Exercise brief: Write the data out again exactly, with no pictures.

--

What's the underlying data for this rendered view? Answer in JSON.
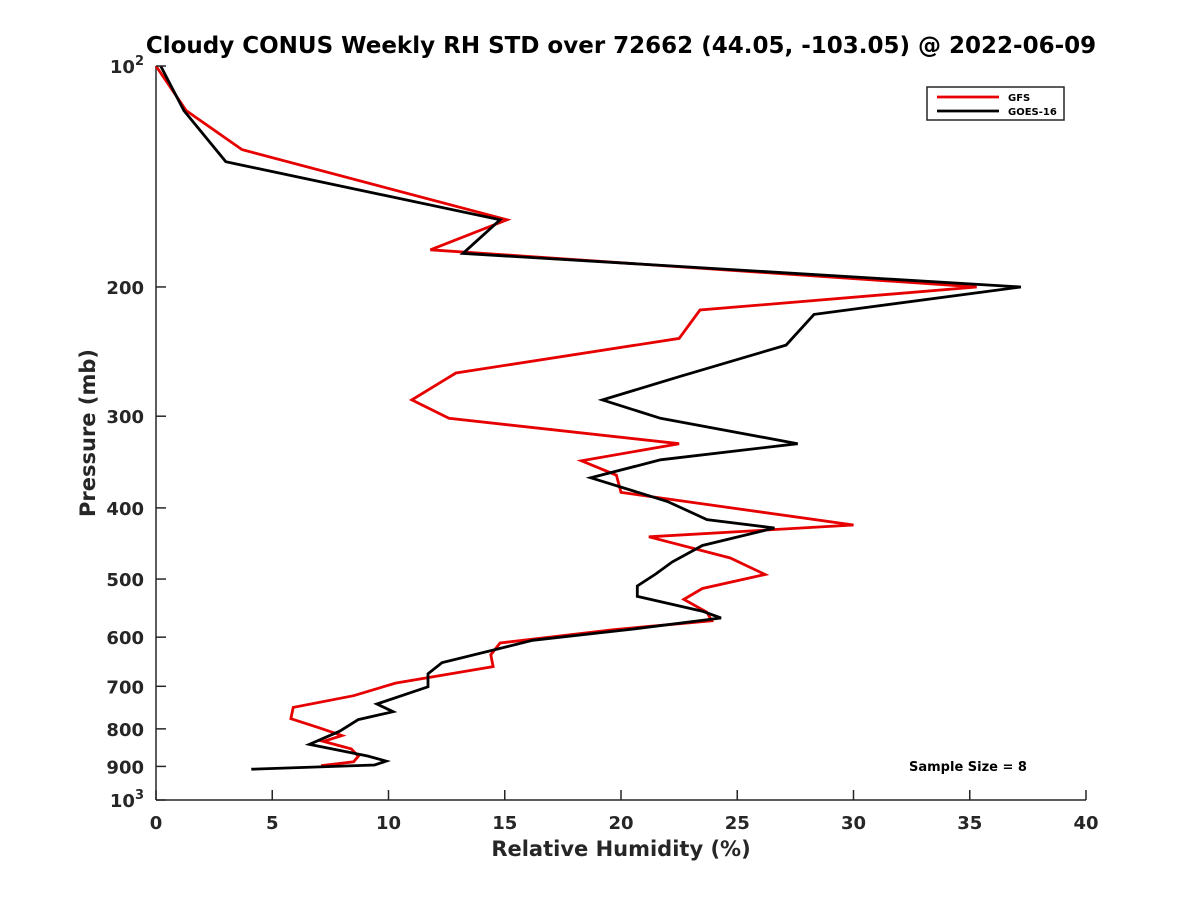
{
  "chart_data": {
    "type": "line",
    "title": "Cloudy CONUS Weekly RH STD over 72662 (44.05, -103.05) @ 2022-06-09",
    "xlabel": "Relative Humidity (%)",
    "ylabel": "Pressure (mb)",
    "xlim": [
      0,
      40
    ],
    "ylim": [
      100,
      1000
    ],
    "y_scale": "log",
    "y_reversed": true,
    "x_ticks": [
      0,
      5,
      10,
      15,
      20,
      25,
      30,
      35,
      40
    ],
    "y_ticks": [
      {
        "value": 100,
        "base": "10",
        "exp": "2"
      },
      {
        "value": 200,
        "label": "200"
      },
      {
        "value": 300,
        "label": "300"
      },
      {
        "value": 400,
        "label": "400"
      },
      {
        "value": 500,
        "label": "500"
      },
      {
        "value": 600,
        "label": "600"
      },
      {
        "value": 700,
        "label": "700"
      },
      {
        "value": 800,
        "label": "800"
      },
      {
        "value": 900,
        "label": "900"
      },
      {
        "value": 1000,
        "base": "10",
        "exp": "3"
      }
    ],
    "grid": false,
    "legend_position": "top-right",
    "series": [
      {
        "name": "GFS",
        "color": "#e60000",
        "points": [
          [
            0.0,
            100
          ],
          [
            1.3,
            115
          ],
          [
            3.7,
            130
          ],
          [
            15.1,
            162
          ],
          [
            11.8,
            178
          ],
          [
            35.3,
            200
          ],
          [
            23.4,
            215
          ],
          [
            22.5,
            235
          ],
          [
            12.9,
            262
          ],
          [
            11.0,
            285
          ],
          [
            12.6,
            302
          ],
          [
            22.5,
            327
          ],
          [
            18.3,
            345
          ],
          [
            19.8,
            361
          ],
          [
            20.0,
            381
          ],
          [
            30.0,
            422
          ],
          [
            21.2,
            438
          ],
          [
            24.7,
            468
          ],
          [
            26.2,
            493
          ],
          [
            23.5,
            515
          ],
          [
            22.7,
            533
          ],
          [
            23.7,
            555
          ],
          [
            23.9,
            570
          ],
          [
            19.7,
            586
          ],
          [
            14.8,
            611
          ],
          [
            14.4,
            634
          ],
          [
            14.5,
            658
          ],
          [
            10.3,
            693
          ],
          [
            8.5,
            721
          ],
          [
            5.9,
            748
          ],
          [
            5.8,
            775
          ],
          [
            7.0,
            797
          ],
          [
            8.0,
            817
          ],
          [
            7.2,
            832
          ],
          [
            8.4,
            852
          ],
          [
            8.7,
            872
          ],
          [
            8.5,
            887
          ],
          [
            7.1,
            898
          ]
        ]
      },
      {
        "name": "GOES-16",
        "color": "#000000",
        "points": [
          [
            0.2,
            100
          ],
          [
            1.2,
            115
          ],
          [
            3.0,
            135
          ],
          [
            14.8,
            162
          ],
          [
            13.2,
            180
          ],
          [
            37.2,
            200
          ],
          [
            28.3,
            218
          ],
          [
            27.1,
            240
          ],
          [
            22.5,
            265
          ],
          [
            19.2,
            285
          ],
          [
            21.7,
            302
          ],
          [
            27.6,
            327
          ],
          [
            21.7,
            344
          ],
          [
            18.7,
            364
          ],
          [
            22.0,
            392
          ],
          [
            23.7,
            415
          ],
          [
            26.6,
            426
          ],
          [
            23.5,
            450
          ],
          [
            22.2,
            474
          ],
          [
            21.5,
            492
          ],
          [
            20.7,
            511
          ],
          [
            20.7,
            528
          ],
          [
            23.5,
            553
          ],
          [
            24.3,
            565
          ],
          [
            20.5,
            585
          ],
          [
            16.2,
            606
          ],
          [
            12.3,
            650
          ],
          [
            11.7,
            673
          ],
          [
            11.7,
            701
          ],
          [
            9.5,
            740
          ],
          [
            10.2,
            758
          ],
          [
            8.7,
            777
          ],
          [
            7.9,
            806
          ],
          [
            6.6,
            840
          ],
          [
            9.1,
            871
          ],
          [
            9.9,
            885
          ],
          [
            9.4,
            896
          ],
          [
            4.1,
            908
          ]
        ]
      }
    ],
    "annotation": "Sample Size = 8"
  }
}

--

Exercise output:
What's the underlying data for this rendered view? Answer in JSON.
{
  "chart_data": {
    "type": "line",
    "title": "Cloudy CONUS Weekly RH STD over 72662 (44.05, -103.05) @ 2022-06-09",
    "xlabel": "Relative Humidity (%)",
    "ylabel": "Pressure (mb)",
    "xlim": [
      0,
      40
    ],
    "ylim": [
      100,
      1000
    ],
    "y_scale": "log",
    "y_reversed": true,
    "x_ticks": [
      0,
      5,
      10,
      15,
      20,
      25,
      30,
      35,
      40
    ],
    "y_ticks": [
      {
        "value": 100,
        "base": "10",
        "exp": "2"
      },
      {
        "value": 200,
        "label": "200"
      },
      {
        "value": 300,
        "label": "300"
      },
      {
        "value": 400,
        "label": "400"
      },
      {
        "value": 500,
        "label": "500"
      },
      {
        "value": 600,
        "label": "600"
      },
      {
        "value": 700,
        "label": "700"
      },
      {
        "value": 800,
        "label": "800"
      },
      {
        "value": 900,
        "label": "900"
      },
      {
        "value": 1000,
        "base": "10",
        "exp": "3"
      }
    ],
    "grid": false,
    "legend_position": "top-right",
    "series": [
      {
        "name": "GFS",
        "color": "#e60000",
        "points": [
          [
            0.0,
            100
          ],
          [
            1.3,
            115
          ],
          [
            3.7,
            130
          ],
          [
            15.1,
            162
          ],
          [
            11.8,
            178
          ],
          [
            35.3,
            200
          ],
          [
            23.4,
            215
          ],
          [
            22.5,
            235
          ],
          [
            12.9,
            262
          ],
          [
            11.0,
            285
          ],
          [
            12.6,
            302
          ],
          [
            22.5,
            327
          ],
          [
            18.3,
            345
          ],
          [
            19.8,
            361
          ],
          [
            20.0,
            381
          ],
          [
            30.0,
            422
          ],
          [
            21.2,
            438
          ],
          [
            24.7,
            468
          ],
          [
            26.2,
            493
          ],
          [
            23.5,
            515
          ],
          [
            22.7,
            533
          ],
          [
            23.7,
            555
          ],
          [
            23.9,
            570
          ],
          [
            19.7,
            586
          ],
          [
            14.8,
            611
          ],
          [
            14.4,
            634
          ],
          [
            14.5,
            658
          ],
          [
            10.3,
            693
          ],
          [
            8.5,
            721
          ],
          [
            5.9,
            748
          ],
          [
            5.8,
            775
          ],
          [
            7.0,
            797
          ],
          [
            8.0,
            817
          ],
          [
            7.2,
            832
          ],
          [
            8.4,
            852
          ],
          [
            8.7,
            872
          ],
          [
            8.5,
            887
          ],
          [
            7.1,
            898
          ]
        ]
      },
      {
        "name": "GOES-16",
        "color": "#000000",
        "points": [
          [
            0.2,
            100
          ],
          [
            1.2,
            115
          ],
          [
            3.0,
            135
          ],
          [
            14.8,
            162
          ],
          [
            13.2,
            180
          ],
          [
            37.2,
            200
          ],
          [
            28.3,
            218
          ],
          [
            27.1,
            240
          ],
          [
            22.5,
            265
          ],
          [
            19.2,
            285
          ],
          [
            21.7,
            302
          ],
          [
            27.6,
            327
          ],
          [
            21.7,
            344
          ],
          [
            18.7,
            364
          ],
          [
            22.0,
            392
          ],
          [
            23.7,
            415
          ],
          [
            26.6,
            426
          ],
          [
            23.5,
            450
          ],
          [
            22.2,
            474
          ],
          [
            21.5,
            492
          ],
          [
            20.7,
            511
          ],
          [
            20.7,
            528
          ],
          [
            23.5,
            553
          ],
          [
            24.3,
            565
          ],
          [
            20.5,
            585
          ],
          [
            16.2,
            606
          ],
          [
            12.3,
            650
          ],
          [
            11.7,
            673
          ],
          [
            11.7,
            701
          ],
          [
            9.5,
            740
          ],
          [
            10.2,
            758
          ],
          [
            8.7,
            777
          ],
          [
            7.9,
            806
          ],
          [
            6.6,
            840
          ],
          [
            9.1,
            871
          ],
          [
            9.9,
            885
          ],
          [
            9.4,
            896
          ],
          [
            4.1,
            908
          ]
        ]
      }
    ],
    "annotation": "Sample Size = 8"
  }
}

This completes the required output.